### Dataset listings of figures
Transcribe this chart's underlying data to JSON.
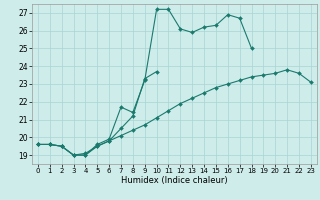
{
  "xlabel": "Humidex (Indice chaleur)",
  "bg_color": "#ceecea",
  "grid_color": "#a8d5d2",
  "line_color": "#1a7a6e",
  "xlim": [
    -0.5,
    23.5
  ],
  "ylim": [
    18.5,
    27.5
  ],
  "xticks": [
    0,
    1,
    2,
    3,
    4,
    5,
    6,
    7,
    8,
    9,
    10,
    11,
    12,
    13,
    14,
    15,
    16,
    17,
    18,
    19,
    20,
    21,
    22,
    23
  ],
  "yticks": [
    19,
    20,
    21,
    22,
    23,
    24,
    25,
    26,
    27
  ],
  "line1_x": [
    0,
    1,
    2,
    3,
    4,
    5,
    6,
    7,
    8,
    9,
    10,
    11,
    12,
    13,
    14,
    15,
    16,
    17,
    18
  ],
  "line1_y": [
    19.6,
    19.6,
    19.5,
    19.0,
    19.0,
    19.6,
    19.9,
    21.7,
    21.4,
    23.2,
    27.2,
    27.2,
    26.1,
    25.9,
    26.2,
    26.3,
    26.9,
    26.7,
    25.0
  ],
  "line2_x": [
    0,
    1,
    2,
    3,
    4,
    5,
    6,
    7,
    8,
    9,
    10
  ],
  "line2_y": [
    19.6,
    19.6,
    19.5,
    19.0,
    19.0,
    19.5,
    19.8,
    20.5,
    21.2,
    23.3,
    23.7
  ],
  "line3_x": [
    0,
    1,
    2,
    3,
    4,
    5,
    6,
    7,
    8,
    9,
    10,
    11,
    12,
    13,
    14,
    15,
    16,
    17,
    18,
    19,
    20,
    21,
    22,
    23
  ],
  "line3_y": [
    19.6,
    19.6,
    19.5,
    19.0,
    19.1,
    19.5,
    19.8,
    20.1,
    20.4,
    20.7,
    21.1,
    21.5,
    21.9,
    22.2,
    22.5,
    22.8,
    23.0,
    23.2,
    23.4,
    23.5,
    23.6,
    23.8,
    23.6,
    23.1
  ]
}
...
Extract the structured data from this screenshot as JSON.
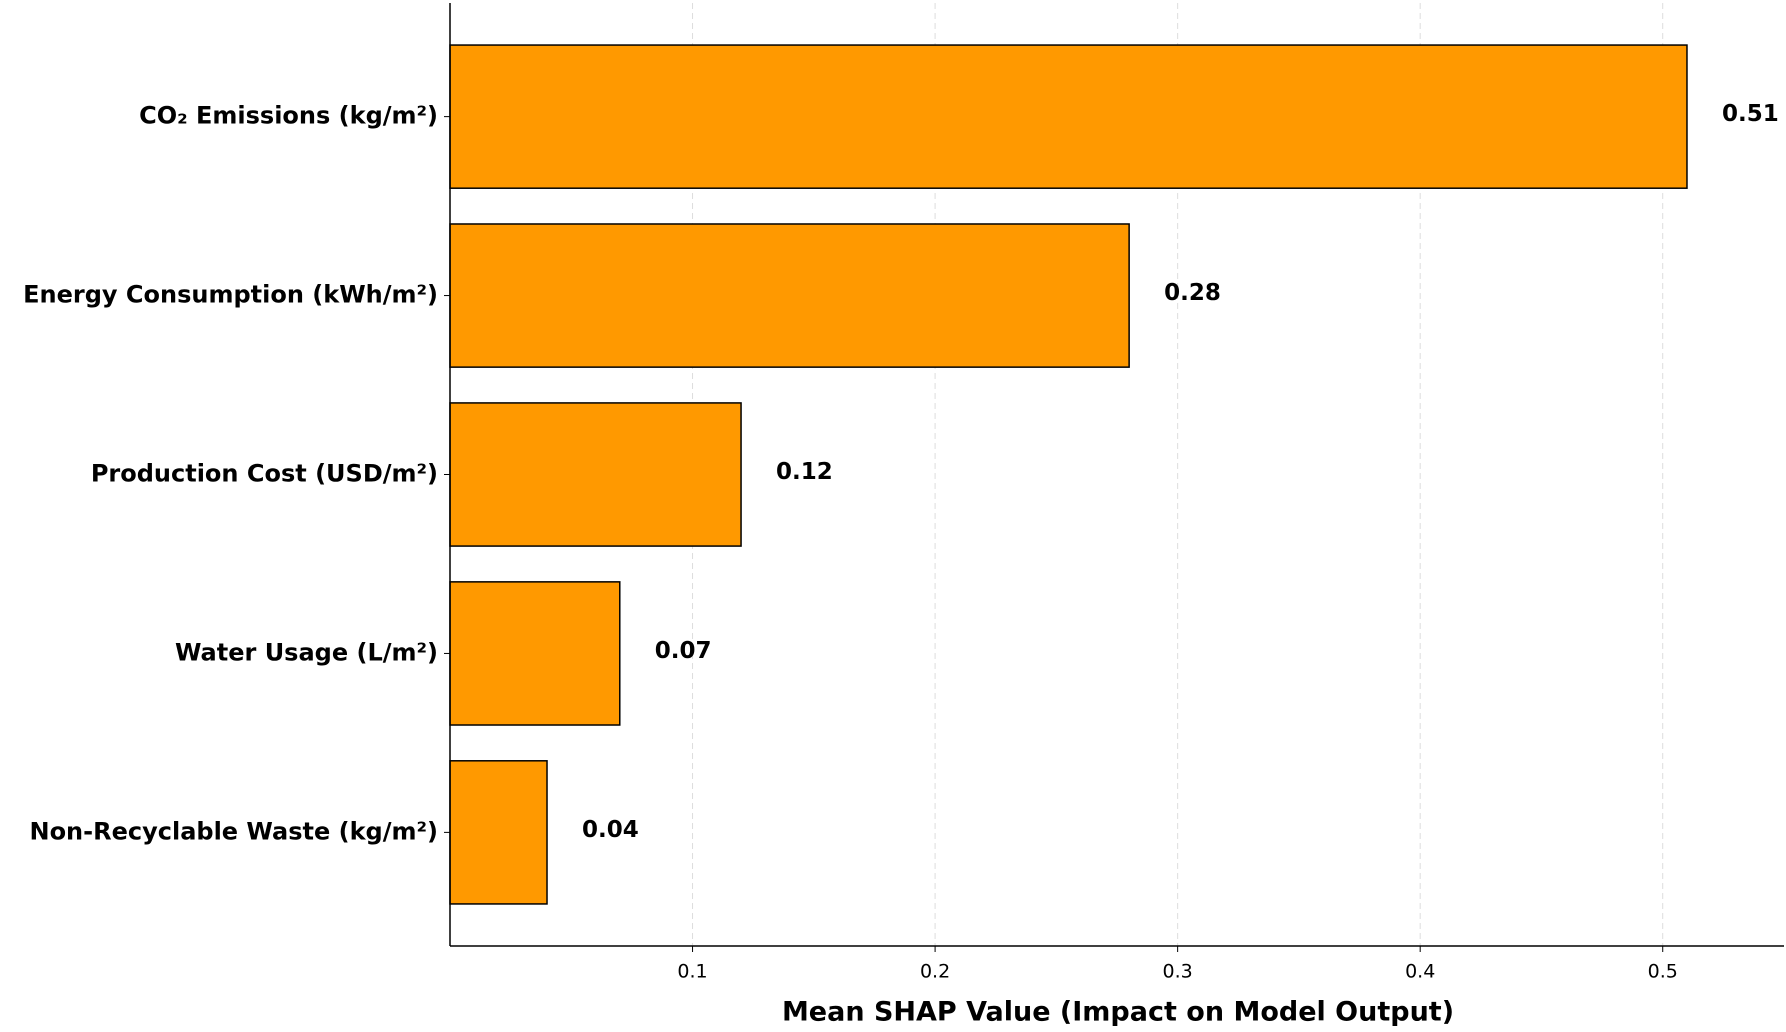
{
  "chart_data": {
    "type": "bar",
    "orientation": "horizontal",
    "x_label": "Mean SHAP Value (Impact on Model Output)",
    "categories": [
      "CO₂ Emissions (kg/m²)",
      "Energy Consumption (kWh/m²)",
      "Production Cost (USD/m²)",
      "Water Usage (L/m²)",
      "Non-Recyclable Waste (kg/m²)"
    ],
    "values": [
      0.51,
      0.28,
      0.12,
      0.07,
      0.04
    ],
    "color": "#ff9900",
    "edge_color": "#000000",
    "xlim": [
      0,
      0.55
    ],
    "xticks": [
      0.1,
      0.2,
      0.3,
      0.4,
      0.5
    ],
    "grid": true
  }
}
* * *
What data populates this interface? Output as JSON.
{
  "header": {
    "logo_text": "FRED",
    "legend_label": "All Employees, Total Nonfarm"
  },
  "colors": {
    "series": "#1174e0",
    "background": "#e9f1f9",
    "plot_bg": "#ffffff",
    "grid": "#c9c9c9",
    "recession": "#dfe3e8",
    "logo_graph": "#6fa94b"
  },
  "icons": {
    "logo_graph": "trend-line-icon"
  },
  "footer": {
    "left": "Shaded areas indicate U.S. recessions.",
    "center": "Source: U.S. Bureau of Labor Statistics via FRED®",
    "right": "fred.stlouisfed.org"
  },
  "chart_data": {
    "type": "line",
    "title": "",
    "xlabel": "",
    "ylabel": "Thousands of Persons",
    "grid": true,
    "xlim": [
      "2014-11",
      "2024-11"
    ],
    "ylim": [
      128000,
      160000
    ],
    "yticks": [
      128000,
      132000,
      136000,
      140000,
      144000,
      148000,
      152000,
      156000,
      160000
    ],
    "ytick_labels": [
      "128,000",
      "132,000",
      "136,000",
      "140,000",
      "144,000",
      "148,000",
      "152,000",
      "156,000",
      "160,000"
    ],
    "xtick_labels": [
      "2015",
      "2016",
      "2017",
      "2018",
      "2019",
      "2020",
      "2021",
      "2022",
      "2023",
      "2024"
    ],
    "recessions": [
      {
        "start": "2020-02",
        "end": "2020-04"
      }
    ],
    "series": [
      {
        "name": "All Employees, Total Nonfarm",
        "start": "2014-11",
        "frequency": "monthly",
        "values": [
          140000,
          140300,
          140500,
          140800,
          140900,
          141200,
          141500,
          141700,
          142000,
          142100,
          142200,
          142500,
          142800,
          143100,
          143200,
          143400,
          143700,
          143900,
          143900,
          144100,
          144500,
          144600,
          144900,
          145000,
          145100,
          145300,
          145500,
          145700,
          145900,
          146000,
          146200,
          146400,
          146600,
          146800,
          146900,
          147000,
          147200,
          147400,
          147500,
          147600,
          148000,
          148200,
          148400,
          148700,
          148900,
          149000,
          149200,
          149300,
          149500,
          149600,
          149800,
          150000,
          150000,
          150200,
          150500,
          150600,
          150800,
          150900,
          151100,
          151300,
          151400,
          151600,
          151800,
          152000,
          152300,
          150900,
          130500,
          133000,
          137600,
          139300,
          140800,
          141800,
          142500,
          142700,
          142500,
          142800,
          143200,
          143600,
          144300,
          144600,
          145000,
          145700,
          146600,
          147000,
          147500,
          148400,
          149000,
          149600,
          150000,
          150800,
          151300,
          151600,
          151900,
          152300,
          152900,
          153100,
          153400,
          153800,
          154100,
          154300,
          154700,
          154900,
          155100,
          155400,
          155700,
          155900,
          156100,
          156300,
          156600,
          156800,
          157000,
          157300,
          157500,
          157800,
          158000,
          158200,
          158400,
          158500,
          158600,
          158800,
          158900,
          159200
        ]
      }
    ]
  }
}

### PROBLEM DETAILS
List every line above containing the word "this".

### FULL OUTPUT
Transcribe this chart's underlying data to JSON.
Extract the structured data from this screenshot as JSON.
What data populates this interface? Output as JSON.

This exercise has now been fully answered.